● **AIM**:
Each line that contains the string "settings" counts once; report how many such lines appear in the data, as a number only.

● **Extracted records**:
_ _ _ _ _ _ _

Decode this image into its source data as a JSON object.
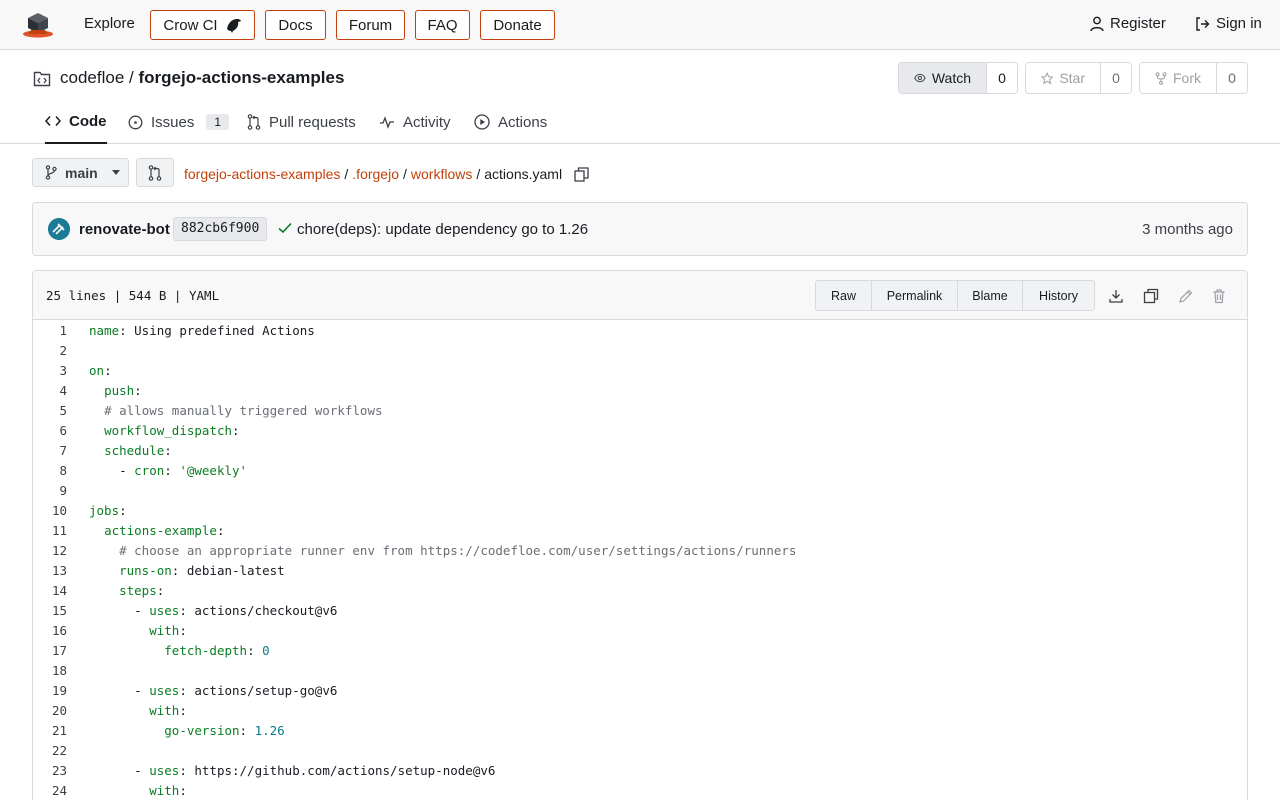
{
  "nav": {
    "explore": "Explore",
    "links": [
      "Crow CI",
      "Docs",
      "Forum",
      "FAQ",
      "Donate"
    ],
    "register": "Register",
    "sign_in": "Sign in"
  },
  "repo": {
    "owner": "codefloe",
    "separator": "/",
    "name": "forgejo-actions-examples",
    "watch_label": "Watch",
    "watch_count": "0",
    "star_label": "Star",
    "star_count": "0",
    "fork_label": "Fork",
    "fork_count": "0"
  },
  "tabs": {
    "code": "Code",
    "issues": "Issues",
    "issues_count": "1",
    "pulls": "Pull requests",
    "activity": "Activity",
    "actions": "Actions"
  },
  "path": {
    "branch": "main",
    "crumbs": [
      "forgejo-actions-examples",
      ".forgejo",
      "workflows"
    ],
    "file": "actions.yaml"
  },
  "commit": {
    "author": "renovate-bot",
    "sha": "882cb6f900",
    "message": "chore(deps): update dependency go to 1.26",
    "time": "3 months ago"
  },
  "file": {
    "info": "25 lines | 544 B | YAML",
    "buttons": [
      "Raw",
      "Permalink",
      "Blame",
      "History"
    ]
  },
  "code_lines": [
    "name: Using predefined Actions",
    "",
    "on:",
    "  push:",
    "  # allows manually triggered workflows",
    "  workflow_dispatch:",
    "  schedule:",
    "    - cron: '@weekly'",
    "",
    "jobs:",
    "  actions-example:",
    "    # choose an appropriate runner env from https://codefloe.com/user/settings/actions/runners",
    "    runs-on: debian-latest",
    "    steps:",
    "      - uses: actions/checkout@v6",
    "        with:",
    "          fetch-depth: 0",
    "",
    "      - uses: actions/setup-go@v6",
    "        with:",
    "          go-version: 1.26",
    "",
    "      - uses: https://github.com/actions/setup-node@v6",
    "        with:"
  ],
  "colors": {
    "accent": "#c2410c",
    "key": "#0a7d23",
    "comment": "#6a6e75",
    "number": "#0a7b8c",
    "border": "#d8d9dc"
  }
}
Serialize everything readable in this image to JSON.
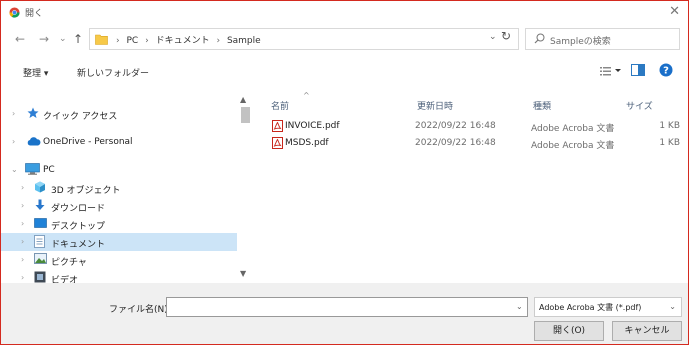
{
  "window": {
    "title": "開く",
    "close_glyph": "✕"
  },
  "nav_buttons": {
    "back": "←",
    "forward": "→",
    "recent": "⌄",
    "up": "↑"
  },
  "address": {
    "crumbs": [
      "PC",
      "ドキュメント",
      "Sample"
    ],
    "separator": "›",
    "refresh": "↻"
  },
  "search": {
    "placeholder": "Sampleの検索"
  },
  "toolbar": {
    "organize": "整理 ▾",
    "new_folder": "新しいフォルダー"
  },
  "nav_pane": {
    "items": [
      {
        "label": "クイック アクセス",
        "icon": "star-icon"
      },
      {
        "label": "OneDrive - Personal",
        "icon": "cloud-icon"
      },
      {
        "label": "PC",
        "icon": "computer-icon"
      },
      {
        "label": "3D オブジェクト",
        "icon": "cube-icon"
      },
      {
        "label": "ダウンロード",
        "icon": "download-icon"
      },
      {
        "label": "デスクトップ",
        "icon": "desktop-icon"
      },
      {
        "label": "ドキュメント",
        "icon": "documents-icon",
        "selected": true
      },
      {
        "label": "ピクチャ",
        "icon": "pictures-icon"
      },
      {
        "label": "ビデオ",
        "icon": "videos-icon"
      }
    ]
  },
  "columns": {
    "name": "名前",
    "date": "更新日時",
    "type": "種類",
    "size": "サイズ"
  },
  "files": [
    {
      "name": "INVOICE.pdf",
      "date": "2022/09/22 16:48",
      "type": "Adobe Acroba 文書",
      "size": "1 KB"
    },
    {
      "name": "MSDS.pdf",
      "date": "2022/09/22 16:48",
      "type": "Adobe Acroba 文書",
      "size": "1 KB"
    }
  ],
  "footer": {
    "filename_label": "ファイル名(N):",
    "filename_value": "",
    "filter": "Adobe Acroba 文書 (*.pdf)",
    "open_button": "開く(O)",
    "cancel_button": "キャンセル"
  },
  "colors": {
    "accent": "#0078d7",
    "selection": "#cce4f7",
    "frame": "#d42a1f"
  }
}
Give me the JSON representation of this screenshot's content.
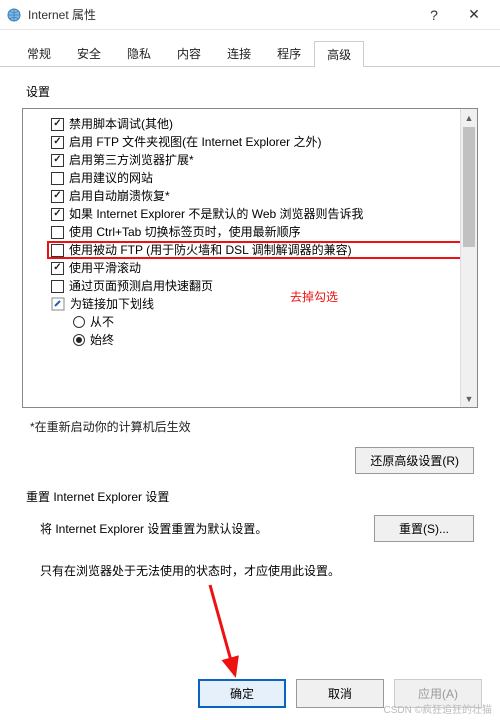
{
  "window": {
    "title": "Internet 属性"
  },
  "tabs": {
    "items": [
      {
        "label": "常规"
      },
      {
        "label": "安全"
      },
      {
        "label": "隐私"
      },
      {
        "label": "内容"
      },
      {
        "label": "连接"
      },
      {
        "label": "程序"
      },
      {
        "label": "高级"
      }
    ],
    "activeIndex": 6
  },
  "settings": {
    "label": "设置",
    "items": [
      {
        "type": "checkbox",
        "checked": true,
        "label": "禁用脚本调试(其他)"
      },
      {
        "type": "checkbox",
        "checked": true,
        "label": "启用 FTP 文件夹视图(在 Internet Explorer 之外)"
      },
      {
        "type": "checkbox",
        "checked": true,
        "label": "启用第三方浏览器扩展*"
      },
      {
        "type": "checkbox",
        "checked": false,
        "label": "启用建议的网站"
      },
      {
        "type": "checkbox",
        "checked": true,
        "label": "启用自动崩溃恢复*"
      },
      {
        "type": "checkbox",
        "checked": true,
        "label": "如果 Internet Explorer 不是默认的 Web 浏览器则告诉我"
      },
      {
        "type": "checkbox",
        "checked": false,
        "label": "使用 Ctrl+Tab 切换标签页时，使用最新顺序"
      },
      {
        "type": "checkbox",
        "checked": false,
        "label": "使用被动 FTP (用于防火墙和 DSL 调制解调器的兼容)",
        "highlight": true
      },
      {
        "type": "checkbox",
        "checked": true,
        "label": "使用平滑滚动"
      },
      {
        "type": "checkbox",
        "checked": false,
        "label": "通过页面预测启用快速翻页"
      },
      {
        "type": "group-icon",
        "label": "为链接加下划线"
      },
      {
        "type": "radio",
        "checked": false,
        "label": "从不",
        "sub": true
      },
      {
        "type": "radio",
        "checked": true,
        "label": "始终",
        "sub": true
      }
    ],
    "footnote": "*在重新启动你的计算机后生效",
    "restoreBtn": "还原高级设置(R)"
  },
  "reset": {
    "sectionLabel": "重置 Internet Explorer 设置",
    "desc": "将 Internet Explorer 设置重置为默认设置。",
    "btn": "重置(S)...",
    "note": "只有在浏览器处于无法使用的状态时，才应使用此设置。"
  },
  "footer": {
    "ok": "确定",
    "cancel": "取消",
    "apply": "应用(A)"
  },
  "annotation": "去掉勾选",
  "watermark": "CSDN ©疯狂追狂的壮猫"
}
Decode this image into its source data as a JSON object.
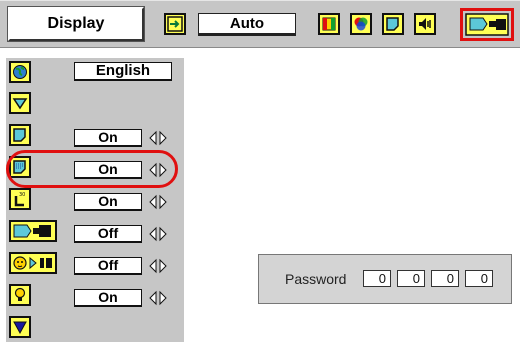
{
  "toolbar": {
    "display_label": "Display",
    "auto_value": "Auto",
    "icons": [
      "input-select-icon",
      "image-adjust-icon",
      "color-icon",
      "screen-icon",
      "sound-icon",
      "setting-icon"
    ],
    "accent_color": "#e01010"
  },
  "side_menu": {
    "language_value": "English",
    "rows": [
      {
        "icon": "language-globe-icon",
        "value": "English"
      },
      {
        "icon": "scroll-up-icon",
        "value": ""
      },
      {
        "icon": "blue-back-icon",
        "value": "On"
      },
      {
        "icon": "display-info-icon",
        "value": "On"
      },
      {
        "icon": "logo-icon",
        "value": "On"
      },
      {
        "icon": "ceiling-icon",
        "value": "Off"
      },
      {
        "icon": "rear-icon",
        "value": "Off"
      },
      {
        "icon": "lamp-control-icon",
        "value": "On"
      },
      {
        "icon": "scroll-down-icon",
        "value": ""
      }
    ]
  },
  "password": {
    "label": "Password",
    "digits": [
      "0",
      "0",
      "0",
      "0"
    ]
  }
}
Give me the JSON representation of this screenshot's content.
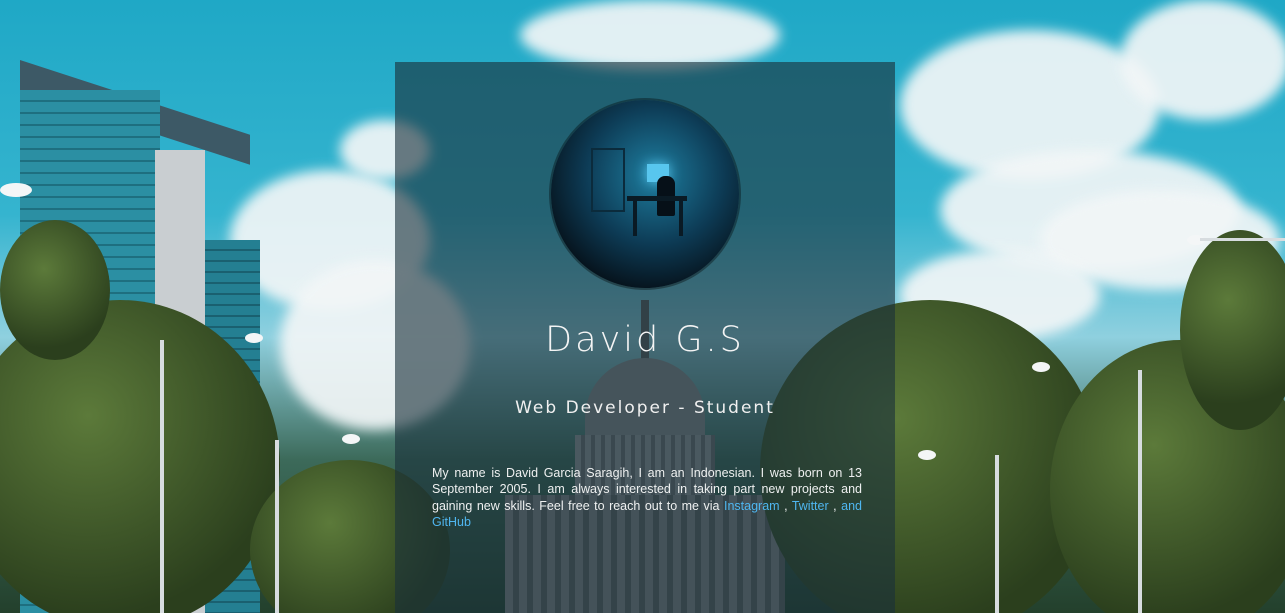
{
  "profile": {
    "name": "David G.S",
    "role": "Web Developer - Student",
    "bio_text": "My name is David Garcia Saragih, I am an Indonesian. I was born on 13 September 2005. I am always interested in taking part new projects and gaining new skills. Feel free to reach out to me via",
    "links": {
      "instagram": "Instagram",
      "sep1": " , ",
      "twitter": "Twitter",
      "sep2": " , ",
      "and_github": "and GitHub"
    }
  },
  "colors": {
    "link": "#4fb6f0",
    "card_overlay": "rgba(26,48,58,0.62)",
    "sky": "#1fa8c6"
  }
}
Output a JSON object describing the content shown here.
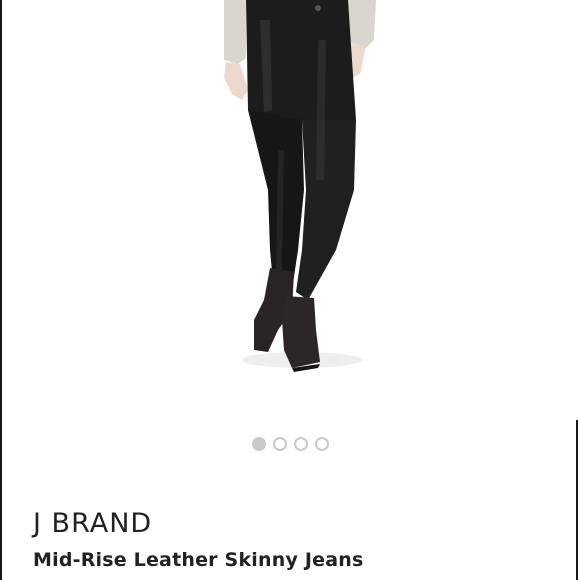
{
  "product": {
    "brand": "J BRAND",
    "title": "Mid-Rise Leather Skinny Jeans",
    "image_description_icon": "product-photo"
  },
  "carousel": {
    "total": 4,
    "active_index": 0
  },
  "colors": {
    "background": "#ffffff",
    "text": "#222222",
    "dot": "#c9c9c9"
  }
}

_ _ _ _ _ _ _

● **EXPECTED OUTPUT**:
2